§ **Work required**:
Copy each line of the records that holds the string "document".

§ **Records for this exercise**:
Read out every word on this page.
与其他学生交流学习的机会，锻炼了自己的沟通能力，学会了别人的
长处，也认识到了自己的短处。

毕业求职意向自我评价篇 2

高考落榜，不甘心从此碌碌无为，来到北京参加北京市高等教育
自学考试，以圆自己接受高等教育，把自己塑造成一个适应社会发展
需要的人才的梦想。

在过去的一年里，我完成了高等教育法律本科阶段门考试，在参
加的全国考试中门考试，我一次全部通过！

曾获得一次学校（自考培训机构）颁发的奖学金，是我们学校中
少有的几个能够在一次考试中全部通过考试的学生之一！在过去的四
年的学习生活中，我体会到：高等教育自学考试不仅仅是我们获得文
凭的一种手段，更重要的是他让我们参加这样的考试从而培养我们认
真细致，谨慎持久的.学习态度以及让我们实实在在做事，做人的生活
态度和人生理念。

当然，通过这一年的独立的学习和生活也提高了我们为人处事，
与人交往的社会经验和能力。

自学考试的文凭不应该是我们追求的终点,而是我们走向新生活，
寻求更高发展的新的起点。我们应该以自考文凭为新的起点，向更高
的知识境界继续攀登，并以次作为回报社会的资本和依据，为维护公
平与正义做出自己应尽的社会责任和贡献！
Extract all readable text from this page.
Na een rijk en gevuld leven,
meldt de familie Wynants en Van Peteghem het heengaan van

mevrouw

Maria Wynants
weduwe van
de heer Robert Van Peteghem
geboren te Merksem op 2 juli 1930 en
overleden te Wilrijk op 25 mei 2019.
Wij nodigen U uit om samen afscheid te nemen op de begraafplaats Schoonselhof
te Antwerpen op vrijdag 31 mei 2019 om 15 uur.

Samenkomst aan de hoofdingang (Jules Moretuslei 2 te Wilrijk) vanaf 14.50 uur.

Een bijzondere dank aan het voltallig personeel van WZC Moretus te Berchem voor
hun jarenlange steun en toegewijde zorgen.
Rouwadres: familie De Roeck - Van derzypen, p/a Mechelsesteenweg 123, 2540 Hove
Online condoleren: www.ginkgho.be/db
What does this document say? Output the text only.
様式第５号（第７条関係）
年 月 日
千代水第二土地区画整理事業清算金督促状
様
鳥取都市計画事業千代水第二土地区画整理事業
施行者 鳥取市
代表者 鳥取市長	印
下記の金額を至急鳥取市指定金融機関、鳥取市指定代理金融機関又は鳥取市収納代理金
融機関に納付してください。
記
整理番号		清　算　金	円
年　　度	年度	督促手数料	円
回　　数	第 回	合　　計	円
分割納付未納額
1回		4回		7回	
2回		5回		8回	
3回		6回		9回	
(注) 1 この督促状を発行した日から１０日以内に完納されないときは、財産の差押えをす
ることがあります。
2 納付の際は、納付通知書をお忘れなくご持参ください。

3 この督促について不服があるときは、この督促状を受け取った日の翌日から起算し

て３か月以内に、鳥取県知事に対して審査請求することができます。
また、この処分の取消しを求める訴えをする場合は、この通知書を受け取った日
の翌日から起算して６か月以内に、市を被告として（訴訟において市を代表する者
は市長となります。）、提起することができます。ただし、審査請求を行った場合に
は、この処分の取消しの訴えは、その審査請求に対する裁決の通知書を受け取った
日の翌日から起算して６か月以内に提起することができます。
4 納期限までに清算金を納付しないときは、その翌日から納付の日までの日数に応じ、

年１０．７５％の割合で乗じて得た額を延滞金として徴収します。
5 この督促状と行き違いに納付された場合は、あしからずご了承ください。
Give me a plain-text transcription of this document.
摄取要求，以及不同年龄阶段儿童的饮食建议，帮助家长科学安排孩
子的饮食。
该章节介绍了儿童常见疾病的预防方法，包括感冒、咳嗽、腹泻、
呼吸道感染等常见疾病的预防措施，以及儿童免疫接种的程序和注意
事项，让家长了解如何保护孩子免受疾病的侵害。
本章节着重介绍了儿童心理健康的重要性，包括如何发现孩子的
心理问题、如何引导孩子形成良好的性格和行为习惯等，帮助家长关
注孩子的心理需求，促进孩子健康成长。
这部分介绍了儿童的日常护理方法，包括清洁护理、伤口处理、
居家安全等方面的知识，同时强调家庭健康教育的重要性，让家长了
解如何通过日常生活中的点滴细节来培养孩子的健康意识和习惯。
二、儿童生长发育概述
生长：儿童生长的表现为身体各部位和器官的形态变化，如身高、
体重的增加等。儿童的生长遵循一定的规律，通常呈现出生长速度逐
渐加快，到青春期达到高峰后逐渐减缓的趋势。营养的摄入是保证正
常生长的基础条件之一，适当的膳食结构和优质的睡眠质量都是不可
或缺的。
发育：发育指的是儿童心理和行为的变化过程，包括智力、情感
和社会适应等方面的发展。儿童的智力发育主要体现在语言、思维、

§ **Result for this exercise**:
What does this document say? Output the text only.
Give me a plain-text transcription of this document.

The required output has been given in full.